• [Stated goal]
Repeat the data below exactly, dropping any pictures it holds.
+++
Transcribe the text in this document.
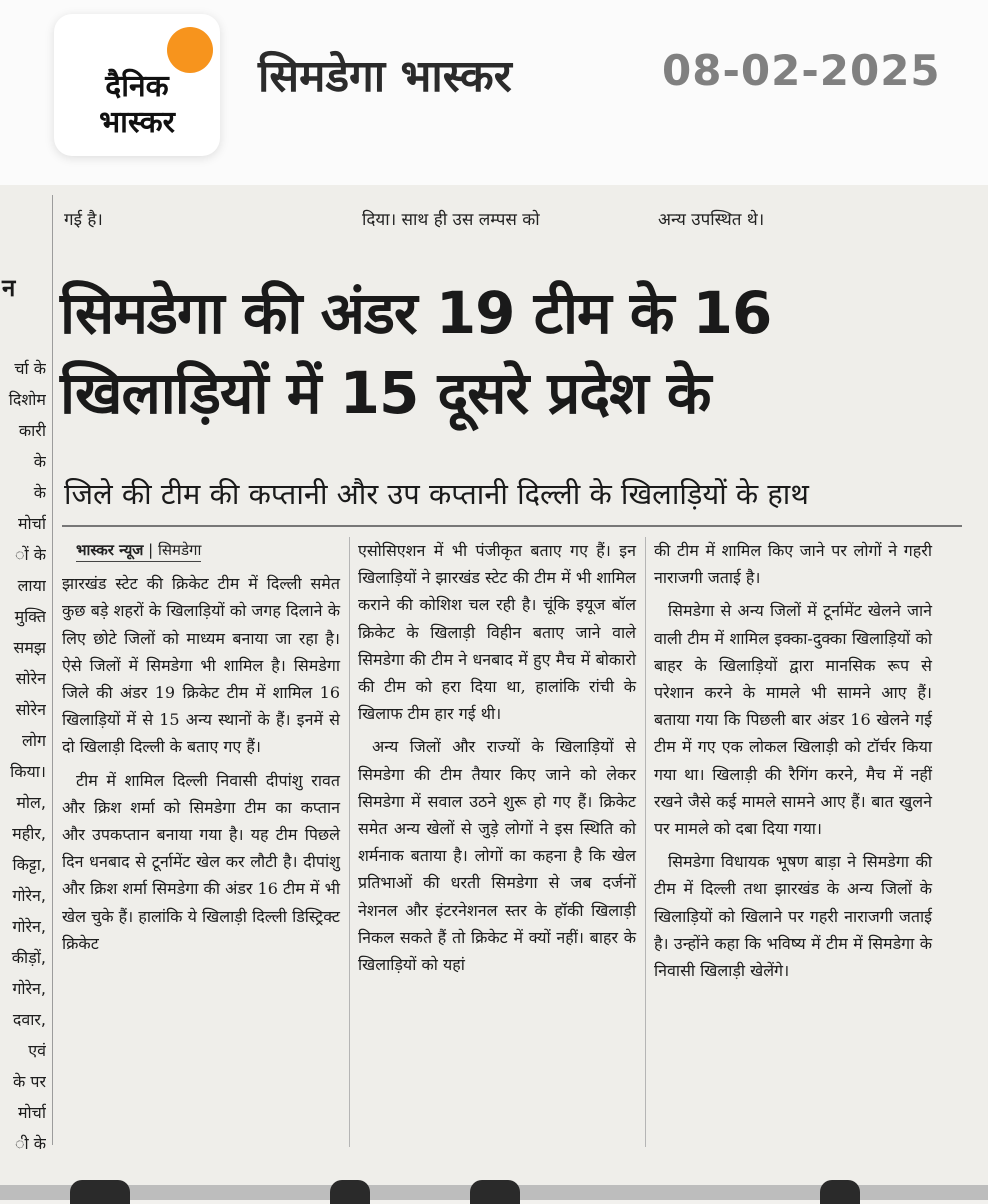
दैनिक
भास्कर
सिमडेगा भास्कर	08-02-2025
गई है।	दिया। साथ ही उस लम्पस को	अन्य उपस्थित थे।
न
र्चा के
दिशोम
कारी
के
के
मोर्चा
ों के
लाया
मुक्ति
समझ
सोरेन
सोरेन
लोग
किया।
मोल,
महीर,
किट्टा,
गोरेन,
गोरेन,
कीड़ों,
गोरेन,
दवार,
एवं
के पर
मोर्चा
ी के
सिमडेगा की अंडर 19 टीम के 16
खिलाड़ियों में 15 दूसरे प्रदेश के
जिले की टीम की कप्तानी और उप कप्तानी दिल्ली के खिलाड़ियों के हाथ

भास्कर न्यूज | सिमडेगा

झारखंड स्टेट की क्रिकेट टीम में दिल्ली समेत कुछ बड़े शहरों के खिलाड़ियों को जगह दिलाने के लिए छोटे जिलों को माध्यम बनाया जा रहा है। ऐसे जिलों में सिमडेगा भी शामिल है। सिमडेगा जिले की अंडर 19 क्रिकेट टीम में शामिल 16 खिलाड़ियों में से 15 अन्य स्थानों के हैं। इनमें से दो खिलाड़ी दिल्ली के बताए गए हैं।

टीम में शामिल दिल्ली निवासी दीपांशु रावत और क्रिश शर्मा को सिमडेगा टीम का कप्तान और उपकप्तान बनाया गया है। यह टीम पिछले दिन धनबाद से टूर्नामेंट खेल कर लौटी है। दीपांशु और क्रिश शर्मा सिमडेगा की अंडर 16 टीम में भी खेल चुके हैं। हालांकि ये खिलाड़ी दिल्ली डिस्ट्रिक्ट क्रिकेट

एसोसिएशन में भी पंजीकृत बताए गए हैं। इन खिलाड़ियों ने झारखंड स्टेट की टीम में भी शामिल कराने की कोशिश चल रही है। चूंकि इयूज बॉल क्रिकेट के खिलाड़ी विहीन बताए जाने वाले सिमडेगा की टीम ने धनबाद में हुए मैच में बोकारो की टीम को हरा दिया था, हालांकि रांची के खिलाफ टीम हार गई थी।

अन्य जिलों और राज्यों के खिलाड़ियों से सिमडेगा की टीम तैयार किए जाने को लेकर सिमडेगा में सवाल उठने शुरू हो गए हैं। क्रिकेट समेत अन्य खेलों से जुड़े लोगों ने इस स्थिति को शर्मनाक बताया है। लोगों का कहना है कि खेल प्रतिभाओं की धरती सिमडेगा से जब दर्जनों नेशनल और इंटरनेशनल स्तर के हॉकी खिलाड़ी निकल सकते हैं तो क्रिकेट में क्यों नहीं। बाहर के खिलाड़ियों को यहां

की टीम में शामिल किए जाने पर लोगों ने गहरी नाराजगी जताई है।

सिमडेगा से अन्य जिलों में टूर्नामेंट खेलने जाने वाली टीम में शामिल इक्का-दुक्का खिलाड़ियों को बाहर के खिलाड़ियों द्वारा मानसिक रूप से परेशान करने के मामले भी सामने आए हैं। बताया गया कि पिछली बार अंडर 16 खेलने गई टीम में गए एक लोकल खिलाड़ी को टॉर्चर किया गया था। खिलाड़ी की रैगिंग करने, मैच में नहीं रखने जैसे कई मामले सामने आए हैं। बात खुलने पर मामले को दबा दिया गया।

सिमडेगा विधायक भूषण बाड़ा ने सिमडेगा की टीम में दिल्ली तथा झारखंड के अन्य जिलों के खिलाड़ियों को खिलाने पर गहरी नाराजगी जताई है। उन्होंने कहा कि भविष्य में टीम में सिमडेगा के निवासी खिलाड़ी खेलेंगे।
+++
• [Solved problem]
Transcribe the text in this document.
दैनिक
भास्कर
सिमडेगा भास्कर	08-02-2025
गई है।	दिया। साथ ही उस लम्पस को	अन्य उपस्थित थे।
न
र्चा के
दिशोम
कारी
के
के
मोर्चा
ों के
लाया
मुक्ति
समझ
सोरेन
सोरेन
लोग
किया।
मोल,
महीर,
किट्टा,
गोरेन,
गोरेन,
कीड़ों,
गोरेन,
दवार,
एवं
के पर
मोर्चा
ी के
सिमडेगा की अंडर 19 टीम के 16
खिलाड़ियों में 15 दूसरे प्रदेश के
जिले की टीम की कप्तानी और उप कप्तानी दिल्ली के खिलाड़ियों के हाथ

भास्कर न्यूज | सिमडेगा

झारखंड स्टेट की क्रिकेट टीम में दिल्ली समेत कुछ बड़े शहरों के खिलाड़ियों को जगह दिलाने के लिए छोटे जिलों को माध्यम बनाया जा रहा है। ऐसे जिलों में सिमडेगा भी शामिल है। सिमडेगा जिले की अंडर 19 क्रिकेट टीम में शामिल 16 खिलाड़ियों में से 15 अन्य स्थानों के हैं। इनमें से दो खिलाड़ी दिल्ली के बताए गए हैं।

टीम में शामिल दिल्ली निवासी दीपांशु रावत और क्रिश शर्मा को सिमडेगा टीम का कप्तान और उपकप्तान बनाया गया है। यह टीम पिछले दिन धनबाद से टूर्नामेंट खेल कर लौटी है। दीपांशु और क्रिश शर्मा सिमडेगा की अंडर 16 टीम में भी खेल चुके हैं। हालांकि ये खिलाड़ी दिल्ली डिस्ट्रिक्ट क्रिकेट

एसोसिएशन में भी पंजीकृत बताए गए हैं। इन खिलाड़ियों ने झारखंड स्टेट की टीम में भी शामिल कराने की कोशिश चल रही है। चूंकि इयूज बॉल क्रिकेट के खिलाड़ी विहीन बताए जाने वाले सिमडेगा की टीम ने धनबाद में हुए मैच में बोकारो की टीम को हरा दिया था, हालांकि रांची के खिलाफ टीम हार गई थी।

अन्य जिलों और राज्यों के खिलाड़ियों से सिमडेगा की टीम तैयार किए जाने को लेकर सिमडेगा में सवाल उठने शुरू हो गए हैं। क्रिकेट समेत अन्य खेलों से जुड़े लोगों ने इस स्थिति को शर्मनाक बताया है। लोगों का कहना है कि खेल प्रतिभाओं की धरती सिमडेगा से जब दर्जनों नेशनल और इंटरनेशनल स्तर के हॉकी खिलाड़ी निकल सकते हैं तो क्रिकेट में क्यों नहीं। बाहर के खिलाड़ियों को यहां

की टीम में शामिल किए जाने पर लोगों ने गहरी नाराजगी जताई है।

सिमडेगा से अन्य जिलों में टूर्नामेंट खेलने जाने वाली टीम में शामिल इक्का-दुक्का खिलाड़ियों को बाहर के खिलाड़ियों द्वारा मानसिक रूप से परेशान करने के मामले भी सामने आए हैं। बताया गया कि पिछली बार अंडर 16 खेलने गई टीम में गए एक लोकल खिलाड़ी को टॉर्चर किया गया था। खिलाड़ी की रैगिंग करने, मैच में नहीं रखने जैसे कई मामले सामने आए हैं। बात खुलने पर मामले को दबा दिया गया।

सिमडेगा विधायक भूषण बाड़ा ने सिमडेगा की टीम में दिल्ली तथा झारखंड के अन्य जिलों के खिलाड़ियों को खिलाने पर गहरी नाराजगी जताई है। उन्होंने कहा कि भविष्य में टीम में सिमडेगा के निवासी खिलाड़ी खेलेंगे।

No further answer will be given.